Quoted passage:
The bug is in this line: 6: int mid =(low + high) / 2;… So what's the best way to fix the bug? Here's one way: 6: int mid = low + ((high - low) / 2);Probably faster, and arguably as clear is: 6: int mid = (low + high) >>> 1;In C and C++ (where you don't have the >>> operator), you can do this: 6: mid = ((unsigned) (low + high)) >> 1;

Both of the last two solutions still add "low" and "high" together, so they could still overflow. The last one assumes that casting them to unsigned is enough, and it is unless someone already made "low" and "high" unsigned for other reasons.

The middle one just seems to assume that right-shifting (low + high) to the right by one bit with zero fill works, but that's not immediately obvious to me. Hmm…I guess that as long as the overflow can't be more than one bit, and adding two values together it can't be more than one bit, then right-shifting while clearing the high bit is exactly the right thing to do. It's just clearing the sign bit on the result, basically.

Stated task: Extend the passage above about the overflow bug in the binary search midpoint line, starting right after its last sentence.

Extracted data:
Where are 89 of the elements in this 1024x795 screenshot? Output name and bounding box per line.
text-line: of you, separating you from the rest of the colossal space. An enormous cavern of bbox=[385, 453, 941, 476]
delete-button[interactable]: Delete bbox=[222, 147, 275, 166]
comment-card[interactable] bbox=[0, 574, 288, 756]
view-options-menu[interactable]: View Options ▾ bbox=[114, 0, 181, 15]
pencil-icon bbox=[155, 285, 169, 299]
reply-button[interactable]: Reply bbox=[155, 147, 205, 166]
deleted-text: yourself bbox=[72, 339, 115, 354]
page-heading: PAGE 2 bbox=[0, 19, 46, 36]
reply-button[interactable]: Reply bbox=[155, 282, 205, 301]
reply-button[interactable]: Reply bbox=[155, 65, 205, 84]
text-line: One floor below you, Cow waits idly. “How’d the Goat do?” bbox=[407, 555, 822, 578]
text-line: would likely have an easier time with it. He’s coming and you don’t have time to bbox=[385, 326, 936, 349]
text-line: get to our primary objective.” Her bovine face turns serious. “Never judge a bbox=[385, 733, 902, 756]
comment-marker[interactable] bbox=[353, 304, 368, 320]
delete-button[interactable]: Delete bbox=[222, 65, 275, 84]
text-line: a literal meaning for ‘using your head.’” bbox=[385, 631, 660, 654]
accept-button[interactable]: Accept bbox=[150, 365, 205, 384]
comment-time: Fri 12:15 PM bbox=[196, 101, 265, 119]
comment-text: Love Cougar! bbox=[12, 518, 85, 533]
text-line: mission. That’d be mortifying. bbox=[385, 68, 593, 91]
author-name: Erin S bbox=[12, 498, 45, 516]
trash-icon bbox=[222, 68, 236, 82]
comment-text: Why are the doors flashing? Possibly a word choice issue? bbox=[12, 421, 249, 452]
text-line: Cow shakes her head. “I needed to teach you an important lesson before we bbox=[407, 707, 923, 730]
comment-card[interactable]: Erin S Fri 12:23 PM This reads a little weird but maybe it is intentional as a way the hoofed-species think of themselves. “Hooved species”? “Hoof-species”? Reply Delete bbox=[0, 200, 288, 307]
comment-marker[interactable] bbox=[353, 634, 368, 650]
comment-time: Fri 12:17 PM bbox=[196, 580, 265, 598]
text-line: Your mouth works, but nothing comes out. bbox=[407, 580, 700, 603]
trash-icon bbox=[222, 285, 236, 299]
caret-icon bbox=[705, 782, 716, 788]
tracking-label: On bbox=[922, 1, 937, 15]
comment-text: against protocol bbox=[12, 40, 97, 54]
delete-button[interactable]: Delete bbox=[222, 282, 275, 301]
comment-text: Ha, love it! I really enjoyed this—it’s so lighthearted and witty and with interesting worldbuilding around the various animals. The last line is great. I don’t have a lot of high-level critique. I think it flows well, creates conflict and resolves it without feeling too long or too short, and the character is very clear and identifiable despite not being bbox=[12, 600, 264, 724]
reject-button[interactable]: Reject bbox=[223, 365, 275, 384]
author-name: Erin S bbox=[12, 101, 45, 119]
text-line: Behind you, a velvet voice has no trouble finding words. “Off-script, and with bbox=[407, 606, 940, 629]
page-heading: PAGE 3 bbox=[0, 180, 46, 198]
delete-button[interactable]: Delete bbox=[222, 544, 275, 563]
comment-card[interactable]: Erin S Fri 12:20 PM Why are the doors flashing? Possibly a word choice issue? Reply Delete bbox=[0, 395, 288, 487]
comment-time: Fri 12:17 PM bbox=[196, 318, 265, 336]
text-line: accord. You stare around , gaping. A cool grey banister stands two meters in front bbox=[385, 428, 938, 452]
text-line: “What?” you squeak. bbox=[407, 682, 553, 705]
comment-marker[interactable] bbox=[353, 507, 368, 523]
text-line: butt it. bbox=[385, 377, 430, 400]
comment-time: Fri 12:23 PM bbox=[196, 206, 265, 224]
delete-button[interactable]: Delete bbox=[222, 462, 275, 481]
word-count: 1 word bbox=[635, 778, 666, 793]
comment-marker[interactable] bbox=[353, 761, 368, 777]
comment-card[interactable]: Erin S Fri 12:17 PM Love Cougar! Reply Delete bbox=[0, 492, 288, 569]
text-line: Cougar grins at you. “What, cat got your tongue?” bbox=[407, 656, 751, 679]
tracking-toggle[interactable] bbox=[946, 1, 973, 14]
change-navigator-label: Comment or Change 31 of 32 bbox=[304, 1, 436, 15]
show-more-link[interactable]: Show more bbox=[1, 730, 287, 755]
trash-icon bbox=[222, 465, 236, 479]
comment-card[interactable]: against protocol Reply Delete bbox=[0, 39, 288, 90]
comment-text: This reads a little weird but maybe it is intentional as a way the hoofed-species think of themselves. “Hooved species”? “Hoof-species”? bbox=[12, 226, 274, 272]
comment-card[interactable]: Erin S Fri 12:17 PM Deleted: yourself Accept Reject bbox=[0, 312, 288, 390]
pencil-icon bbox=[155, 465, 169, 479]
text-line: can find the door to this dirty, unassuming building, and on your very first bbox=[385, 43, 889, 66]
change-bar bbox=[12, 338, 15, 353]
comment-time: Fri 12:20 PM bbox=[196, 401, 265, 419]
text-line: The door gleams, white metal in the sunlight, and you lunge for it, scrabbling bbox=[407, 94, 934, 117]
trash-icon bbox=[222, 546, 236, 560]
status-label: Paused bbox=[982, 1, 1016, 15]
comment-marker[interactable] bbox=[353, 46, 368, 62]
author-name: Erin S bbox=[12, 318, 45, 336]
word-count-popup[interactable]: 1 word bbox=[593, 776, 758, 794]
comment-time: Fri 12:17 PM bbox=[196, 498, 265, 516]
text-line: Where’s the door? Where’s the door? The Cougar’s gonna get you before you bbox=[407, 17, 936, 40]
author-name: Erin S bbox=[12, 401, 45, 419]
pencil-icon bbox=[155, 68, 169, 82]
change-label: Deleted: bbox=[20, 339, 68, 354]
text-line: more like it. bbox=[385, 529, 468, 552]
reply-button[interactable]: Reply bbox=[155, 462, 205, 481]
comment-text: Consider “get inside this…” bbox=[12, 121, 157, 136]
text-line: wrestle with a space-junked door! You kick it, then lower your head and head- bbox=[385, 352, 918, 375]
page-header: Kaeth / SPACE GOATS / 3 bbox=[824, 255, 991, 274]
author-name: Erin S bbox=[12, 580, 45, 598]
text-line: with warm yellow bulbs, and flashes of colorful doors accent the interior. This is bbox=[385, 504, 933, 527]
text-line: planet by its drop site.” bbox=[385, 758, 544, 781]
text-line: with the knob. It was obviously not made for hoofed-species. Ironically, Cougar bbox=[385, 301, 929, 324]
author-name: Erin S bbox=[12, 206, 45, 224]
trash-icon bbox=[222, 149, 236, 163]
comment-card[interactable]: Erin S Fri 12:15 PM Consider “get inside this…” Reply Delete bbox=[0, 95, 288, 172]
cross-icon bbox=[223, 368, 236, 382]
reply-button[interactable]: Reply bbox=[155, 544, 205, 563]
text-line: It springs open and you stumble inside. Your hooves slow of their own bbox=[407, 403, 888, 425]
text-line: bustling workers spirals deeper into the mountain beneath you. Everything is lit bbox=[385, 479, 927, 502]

Output for this exercise:
But that presumes that (low + high) does the right bitwise arithmetic and doesn't do any fancy formatting. That is, in 16-bit land, that adding 65535 and 65535 gives 0xFFFE with an overflow bit. If that's not *defined*, then the last solution won't work in all cases either. If it is defined to behave that way, it seems rather clever.


Matt,

In the second solution, there is overflow, but it's predictable. The sum can only require one extra bit, and the specification says that the low-order bits will be correct and that the sign bit will be flipped. It's using the sign bit to store the overflow, essentially.

I think you're right that things wouldn't be so simple in the second two solutions if "low" and "high" were unsigned to begin with. In that case, I think it's not clear what the high bit should be after adding and shifting because you don't know whether there was overflow.


The folks at Lambda weigh in.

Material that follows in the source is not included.